## [The request]
Pull out every line with the word "chìa".

## [Given data]
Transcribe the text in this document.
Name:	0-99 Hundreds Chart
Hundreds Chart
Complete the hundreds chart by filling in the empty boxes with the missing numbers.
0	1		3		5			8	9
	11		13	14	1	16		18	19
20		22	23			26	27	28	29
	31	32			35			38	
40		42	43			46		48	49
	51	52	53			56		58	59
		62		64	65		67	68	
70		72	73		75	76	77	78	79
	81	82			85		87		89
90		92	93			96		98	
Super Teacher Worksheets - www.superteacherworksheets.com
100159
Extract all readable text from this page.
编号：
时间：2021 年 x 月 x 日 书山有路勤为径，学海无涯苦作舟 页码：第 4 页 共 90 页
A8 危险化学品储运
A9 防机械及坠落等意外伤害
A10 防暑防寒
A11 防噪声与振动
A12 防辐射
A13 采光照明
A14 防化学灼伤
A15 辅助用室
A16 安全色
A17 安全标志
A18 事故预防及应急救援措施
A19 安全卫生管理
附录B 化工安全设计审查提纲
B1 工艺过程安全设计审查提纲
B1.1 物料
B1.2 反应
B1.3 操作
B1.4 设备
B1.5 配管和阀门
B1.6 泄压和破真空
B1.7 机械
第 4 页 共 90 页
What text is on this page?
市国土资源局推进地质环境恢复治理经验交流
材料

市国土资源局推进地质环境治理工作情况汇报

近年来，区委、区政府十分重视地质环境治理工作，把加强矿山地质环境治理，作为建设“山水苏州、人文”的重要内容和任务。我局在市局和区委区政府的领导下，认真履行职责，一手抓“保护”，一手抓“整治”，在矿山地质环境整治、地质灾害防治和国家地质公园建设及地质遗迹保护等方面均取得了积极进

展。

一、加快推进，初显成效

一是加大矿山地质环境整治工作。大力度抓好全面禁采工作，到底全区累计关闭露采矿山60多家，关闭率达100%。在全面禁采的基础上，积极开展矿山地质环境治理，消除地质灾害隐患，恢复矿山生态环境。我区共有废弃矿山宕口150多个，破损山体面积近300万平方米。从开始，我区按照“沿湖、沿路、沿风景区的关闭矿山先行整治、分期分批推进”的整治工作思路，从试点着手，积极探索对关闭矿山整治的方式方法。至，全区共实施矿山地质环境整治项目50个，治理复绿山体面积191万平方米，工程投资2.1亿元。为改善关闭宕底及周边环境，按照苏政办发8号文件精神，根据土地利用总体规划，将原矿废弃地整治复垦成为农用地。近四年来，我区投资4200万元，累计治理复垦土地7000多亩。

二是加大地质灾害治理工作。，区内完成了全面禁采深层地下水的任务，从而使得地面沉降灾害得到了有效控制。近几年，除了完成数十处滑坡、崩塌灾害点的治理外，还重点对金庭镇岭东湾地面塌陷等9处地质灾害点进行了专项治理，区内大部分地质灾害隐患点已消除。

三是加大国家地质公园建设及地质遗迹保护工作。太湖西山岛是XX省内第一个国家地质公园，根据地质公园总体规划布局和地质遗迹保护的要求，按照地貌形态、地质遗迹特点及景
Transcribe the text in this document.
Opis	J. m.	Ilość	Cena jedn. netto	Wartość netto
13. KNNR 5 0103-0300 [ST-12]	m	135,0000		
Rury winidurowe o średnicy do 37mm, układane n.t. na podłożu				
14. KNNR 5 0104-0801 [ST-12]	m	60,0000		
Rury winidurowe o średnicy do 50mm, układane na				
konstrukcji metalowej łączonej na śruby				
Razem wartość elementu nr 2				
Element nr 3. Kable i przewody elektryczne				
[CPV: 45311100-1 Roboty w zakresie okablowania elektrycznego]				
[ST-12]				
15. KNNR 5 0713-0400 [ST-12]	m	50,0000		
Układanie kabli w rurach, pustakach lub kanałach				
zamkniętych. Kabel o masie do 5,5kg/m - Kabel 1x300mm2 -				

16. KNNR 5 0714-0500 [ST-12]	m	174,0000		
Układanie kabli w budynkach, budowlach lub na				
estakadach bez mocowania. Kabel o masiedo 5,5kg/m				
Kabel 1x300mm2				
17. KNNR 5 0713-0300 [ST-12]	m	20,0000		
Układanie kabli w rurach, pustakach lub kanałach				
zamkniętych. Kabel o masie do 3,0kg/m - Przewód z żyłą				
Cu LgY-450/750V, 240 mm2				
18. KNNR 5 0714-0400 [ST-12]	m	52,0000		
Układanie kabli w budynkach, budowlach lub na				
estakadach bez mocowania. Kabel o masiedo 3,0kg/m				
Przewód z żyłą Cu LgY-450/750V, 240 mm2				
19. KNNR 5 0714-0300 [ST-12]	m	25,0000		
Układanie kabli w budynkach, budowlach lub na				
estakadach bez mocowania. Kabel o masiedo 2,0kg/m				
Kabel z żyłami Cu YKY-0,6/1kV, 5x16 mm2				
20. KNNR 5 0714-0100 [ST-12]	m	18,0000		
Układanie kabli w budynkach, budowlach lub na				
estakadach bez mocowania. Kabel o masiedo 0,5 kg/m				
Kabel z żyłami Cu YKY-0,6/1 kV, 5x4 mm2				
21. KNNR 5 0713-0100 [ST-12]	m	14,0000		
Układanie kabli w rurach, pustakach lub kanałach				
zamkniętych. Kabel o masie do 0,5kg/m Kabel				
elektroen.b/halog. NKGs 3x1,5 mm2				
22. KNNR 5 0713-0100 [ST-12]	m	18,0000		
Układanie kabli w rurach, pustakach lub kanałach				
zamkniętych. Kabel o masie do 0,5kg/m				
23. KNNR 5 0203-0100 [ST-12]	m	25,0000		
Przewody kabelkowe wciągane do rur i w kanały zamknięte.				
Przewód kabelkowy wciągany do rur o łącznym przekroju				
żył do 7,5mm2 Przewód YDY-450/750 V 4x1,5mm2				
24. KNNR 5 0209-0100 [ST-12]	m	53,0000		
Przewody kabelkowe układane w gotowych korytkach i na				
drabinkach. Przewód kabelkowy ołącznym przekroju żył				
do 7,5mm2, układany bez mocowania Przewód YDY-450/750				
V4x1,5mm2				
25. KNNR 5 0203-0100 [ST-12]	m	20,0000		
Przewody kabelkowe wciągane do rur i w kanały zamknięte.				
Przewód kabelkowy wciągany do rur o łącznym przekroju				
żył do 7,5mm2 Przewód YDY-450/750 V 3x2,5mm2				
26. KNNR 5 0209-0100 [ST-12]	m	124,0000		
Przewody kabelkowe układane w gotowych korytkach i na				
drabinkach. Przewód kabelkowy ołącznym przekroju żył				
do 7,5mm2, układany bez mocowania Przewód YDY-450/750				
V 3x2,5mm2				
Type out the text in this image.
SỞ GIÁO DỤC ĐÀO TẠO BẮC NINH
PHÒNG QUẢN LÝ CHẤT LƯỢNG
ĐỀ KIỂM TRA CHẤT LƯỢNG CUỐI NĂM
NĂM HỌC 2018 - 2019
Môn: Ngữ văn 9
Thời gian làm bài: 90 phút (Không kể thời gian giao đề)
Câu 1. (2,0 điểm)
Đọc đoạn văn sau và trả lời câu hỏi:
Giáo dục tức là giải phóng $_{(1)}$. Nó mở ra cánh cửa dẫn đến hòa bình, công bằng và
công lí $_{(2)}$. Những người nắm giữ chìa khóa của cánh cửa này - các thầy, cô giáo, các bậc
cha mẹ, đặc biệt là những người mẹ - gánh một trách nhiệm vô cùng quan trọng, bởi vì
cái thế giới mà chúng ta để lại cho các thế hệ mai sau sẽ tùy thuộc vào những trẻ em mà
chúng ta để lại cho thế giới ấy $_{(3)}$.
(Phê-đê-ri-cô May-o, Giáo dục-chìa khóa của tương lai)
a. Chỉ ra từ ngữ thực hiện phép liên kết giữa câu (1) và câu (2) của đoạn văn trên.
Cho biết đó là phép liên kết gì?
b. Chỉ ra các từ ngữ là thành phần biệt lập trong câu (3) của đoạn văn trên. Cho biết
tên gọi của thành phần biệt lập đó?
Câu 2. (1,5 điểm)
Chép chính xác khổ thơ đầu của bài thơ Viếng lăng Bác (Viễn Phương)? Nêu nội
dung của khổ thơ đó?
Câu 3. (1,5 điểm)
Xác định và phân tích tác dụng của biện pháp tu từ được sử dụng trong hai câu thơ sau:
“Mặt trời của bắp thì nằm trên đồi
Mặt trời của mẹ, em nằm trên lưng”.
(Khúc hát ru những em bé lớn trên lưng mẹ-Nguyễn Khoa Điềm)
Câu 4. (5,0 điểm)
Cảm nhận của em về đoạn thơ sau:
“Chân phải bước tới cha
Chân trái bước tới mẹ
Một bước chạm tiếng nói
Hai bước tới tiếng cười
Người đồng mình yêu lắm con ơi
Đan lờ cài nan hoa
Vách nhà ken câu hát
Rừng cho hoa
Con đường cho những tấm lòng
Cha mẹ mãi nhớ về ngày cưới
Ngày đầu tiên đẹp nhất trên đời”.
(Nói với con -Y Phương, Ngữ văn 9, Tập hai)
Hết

## [Solution for this task]
công lí $_{(2)}$. Những người nắm giữ chìa khóa của cánh cửa này - các thầy, cô giáo, các bậc
(Phê-đê-ri-cô May-o, Giáo dục-chìa khóa của tương lai)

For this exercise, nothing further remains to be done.